Stored data
-.-.-
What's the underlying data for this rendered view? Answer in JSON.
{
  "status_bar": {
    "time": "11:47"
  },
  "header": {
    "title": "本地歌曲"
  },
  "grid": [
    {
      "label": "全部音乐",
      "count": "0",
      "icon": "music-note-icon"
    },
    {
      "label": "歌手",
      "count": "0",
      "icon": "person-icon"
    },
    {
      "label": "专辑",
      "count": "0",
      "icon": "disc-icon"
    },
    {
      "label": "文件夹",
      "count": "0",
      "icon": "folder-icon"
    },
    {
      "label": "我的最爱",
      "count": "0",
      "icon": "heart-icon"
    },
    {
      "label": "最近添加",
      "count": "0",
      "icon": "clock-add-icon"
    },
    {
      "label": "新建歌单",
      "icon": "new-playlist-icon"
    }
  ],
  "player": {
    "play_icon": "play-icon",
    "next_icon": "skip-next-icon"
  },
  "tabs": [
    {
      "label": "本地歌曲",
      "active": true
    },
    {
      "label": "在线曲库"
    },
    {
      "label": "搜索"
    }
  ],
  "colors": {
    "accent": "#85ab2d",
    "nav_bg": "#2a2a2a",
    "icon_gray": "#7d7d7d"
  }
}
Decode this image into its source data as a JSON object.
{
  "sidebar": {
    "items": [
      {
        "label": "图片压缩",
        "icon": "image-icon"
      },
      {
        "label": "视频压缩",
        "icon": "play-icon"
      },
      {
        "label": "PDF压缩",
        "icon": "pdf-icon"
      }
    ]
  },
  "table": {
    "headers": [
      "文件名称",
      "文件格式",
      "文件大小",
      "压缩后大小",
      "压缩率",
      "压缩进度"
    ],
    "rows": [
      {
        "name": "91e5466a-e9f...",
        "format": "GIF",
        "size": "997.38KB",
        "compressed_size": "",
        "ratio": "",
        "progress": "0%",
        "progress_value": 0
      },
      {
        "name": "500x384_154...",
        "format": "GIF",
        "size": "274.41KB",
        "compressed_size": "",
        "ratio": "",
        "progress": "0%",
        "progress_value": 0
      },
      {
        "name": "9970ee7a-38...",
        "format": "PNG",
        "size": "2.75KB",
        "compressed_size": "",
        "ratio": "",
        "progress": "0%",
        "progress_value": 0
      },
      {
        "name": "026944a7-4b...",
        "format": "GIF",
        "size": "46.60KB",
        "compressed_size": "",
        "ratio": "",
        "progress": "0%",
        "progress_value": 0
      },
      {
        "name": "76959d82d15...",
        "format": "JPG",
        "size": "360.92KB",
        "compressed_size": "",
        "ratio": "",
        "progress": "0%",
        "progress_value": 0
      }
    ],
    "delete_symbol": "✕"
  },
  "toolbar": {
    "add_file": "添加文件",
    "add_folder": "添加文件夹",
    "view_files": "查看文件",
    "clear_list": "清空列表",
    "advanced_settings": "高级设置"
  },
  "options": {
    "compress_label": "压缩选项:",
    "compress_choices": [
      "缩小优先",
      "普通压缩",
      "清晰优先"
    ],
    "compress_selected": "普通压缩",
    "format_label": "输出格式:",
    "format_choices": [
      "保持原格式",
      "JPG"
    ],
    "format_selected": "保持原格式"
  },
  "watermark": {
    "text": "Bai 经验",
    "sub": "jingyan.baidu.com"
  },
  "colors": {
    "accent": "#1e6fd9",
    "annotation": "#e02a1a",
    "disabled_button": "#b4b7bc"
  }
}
-.-.-
**Exercise objective:** Write out every entry word for word.

**Solution to this exercise:**
What's the underlying data for this rendered view? Answer in JSON.
{
  "status_bar": {
    "time": "11:47"
  },
  "header": {
    "title": "本地歌曲"
  },
  "grid": [
    {
      "label": "全部音乐",
      "count": "0",
      "icon": "music-note-icon"
    },
    {
      "label": "歌手",
      "count": "0",
      "icon": "person-icon"
    },
    {
      "label": "专辑",
      "count": "0",
      "icon": "disc-icon"
    },
    {
      "label": "文件夹",
      "count": "0",
      "icon": "folder-icon"
    },
    {
      "label": "我的最爱",
      "count": "0",
      "icon": "heart-icon"
    },
    {
      "label": "最近添加",
      "count": "0",
      "icon": "clock-add-icon"
    },
    {
      "label": "新建歌单",
      "icon": "new-playlist-icon"
    }
  ],
  "player": {
    "play_icon": "play-icon",
    "next_icon": "skip-next-icon"
  },
  "tabs": [
    {
      "label": "本地歌曲",
      "active": true
    },
    {
      "label": "在线曲库"
    },
    {
      "label": "搜索"
    }
  ],
  "colors": {
    "accent": "#85ab2d",
    "nav_bg": "#2a2a2a",
    "icon_gray": "#7d7d7d"
  }
}
Decode this image into its source data as a JSON object.
{
  "sidebar": {
    "items": [
      {
        "label": "图片压缩",
        "icon": "image-icon"
      },
      {
        "label": "视频压缩",
        "icon": "play-icon"
      },
      {
        "label": "PDF压缩",
        "icon": "pdf-icon"
      }
    ]
  },
  "table": {
    "headers": [
      "文件名称",
      "文件格式",
      "文件大小",
      "压缩后大小",
      "压缩率",
      "压缩进度"
    ],
    "rows": [
      {
        "name": "91e5466a-e9f...",
        "format": "GIF",
        "size": "997.38KB",
        "compressed_size": "",
        "ratio": "",
        "progress": "0%",
        "progress_value": 0
      },
      {
        "name": "500x384_154...",
        "format": "GIF",
        "size": "274.41KB",
        "compressed_size": "",
        "ratio": "",
        "progress": "0%",
        "progress_value": 0
      },
      {
        "name": "9970ee7a-38...",
        "format": "PNG",
        "size": "2.75KB",
        "compressed_size": "",
        "ratio": "",
        "progress": "0%",
        "progress_value": 0
      },
      {
        "name": "026944a7-4b...",
        "format": "GIF",
        "size": "46.60KB",
        "compressed_size": "",
        "ratio": "",
        "progress": "0%",
        "progress_value": 0
      },
      {
        "name": "76959d82d15...",
        "format": "JPG",
        "size": "360.92KB",
        "compressed_size": "",
        "ratio": "",
        "progress": "0%",
        "progress_value": 0
      }
    ],
    "delete_symbol": "✕"
  },
  "toolbar": {
    "add_file": "添加文件",
    "add_folder": "添加文件夹",
    "view_files": "查看文件",
    "clear_list": "清空列表",
    "advanced_settings": "高级设置"
  },
  "options": {
    "compress_label": "压缩选项:",
    "compress_choices": [
      "缩小优先",
      "普通压缩",
      "清晰优先"
    ],
    "compress_selected": "普通压缩",
    "format_label": "输出格式:",
    "format_choices": [
      "保持原格式",
      "JPG"
    ],
    "format_selected": "保持原格式"
  },
  "watermark": {
    "text": "Bai 经验",
    "sub": "jingyan.baidu.com"
  },
  "colors": {
    "accent": "#1e6fd9",
    "annotation": "#e02a1a",
    "disabled_button": "#b4b7bc"
  }
}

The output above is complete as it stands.